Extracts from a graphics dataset

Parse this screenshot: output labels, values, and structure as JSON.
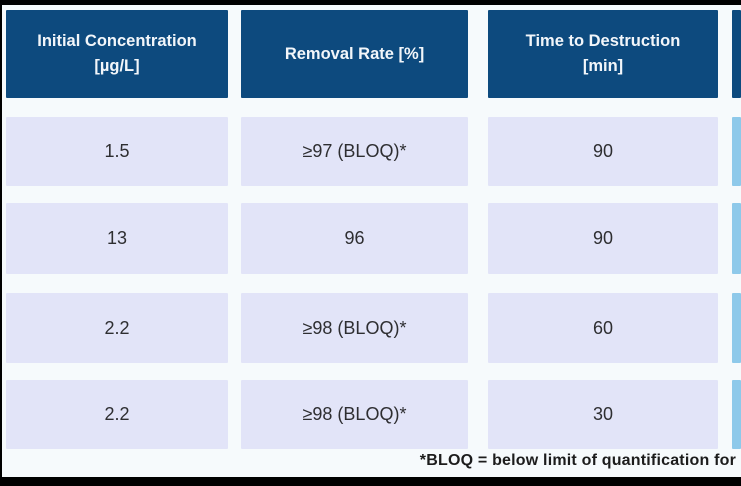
{
  "colors": {
    "page-bg": "#f6fafc",
    "frame-bar": "#000000",
    "header-bg": "#0d4a7e",
    "header-text": "#f2f6fa",
    "row-bg": "#e2e4f8",
    "accent-col-bg": "#8ec9ea",
    "cell-text": "#2e2e31",
    "footnote-text": "#1c1c1c"
  },
  "table": {
    "headers": [
      {
        "label": "Initial Concentration\n[µg/L]"
      },
      {
        "label": "Removal Rate [%]"
      },
      {
        "label": "Time to Destruction\n[min]"
      },
      {
        "label": ""
      }
    ],
    "rows": [
      {
        "cells": [
          "1.5",
          "≥97 (BLOQ)*",
          "90"
        ]
      },
      {
        "cells": [
          "13",
          "96",
          "90"
        ]
      },
      {
        "cells": [
          "2.2",
          "≥98 (BLOQ)*",
          "60"
        ]
      },
      {
        "cells": [
          "2.2",
          "≥98 (BLOQ)*",
          "30"
        ]
      }
    ]
  },
  "footnote": "*BLOQ = below limit of quantification for"
}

GIVEN REQUEST.
Reproduce the entries above without change, omitting all pictures.

COMPLETE OUTPUT.
Parse this screenshot: output labels, values, and structure as JSON.
{
  "colors": {
    "page-bg": "#f6fafc",
    "frame-bar": "#000000",
    "header-bg": "#0d4a7e",
    "header-text": "#f2f6fa",
    "row-bg": "#e2e4f8",
    "accent-col-bg": "#8ec9ea",
    "cell-text": "#2e2e31",
    "footnote-text": "#1c1c1c"
  },
  "table": {
    "headers": [
      {
        "label": "Initial Concentration\n[µg/L]"
      },
      {
        "label": "Removal Rate [%]"
      },
      {
        "label": "Time to Destruction\n[min]"
      },
      {
        "label": ""
      }
    ],
    "rows": [
      {
        "cells": [
          "1.5",
          "≥97 (BLOQ)*",
          "90"
        ]
      },
      {
        "cells": [
          "13",
          "96",
          "90"
        ]
      },
      {
        "cells": [
          "2.2",
          "≥98 (BLOQ)*",
          "60"
        ]
      },
      {
        "cells": [
          "2.2",
          "≥98 (BLOQ)*",
          "30"
        ]
      }
    ]
  },
  "footnote": "*BLOQ = below limit of quantification for"
}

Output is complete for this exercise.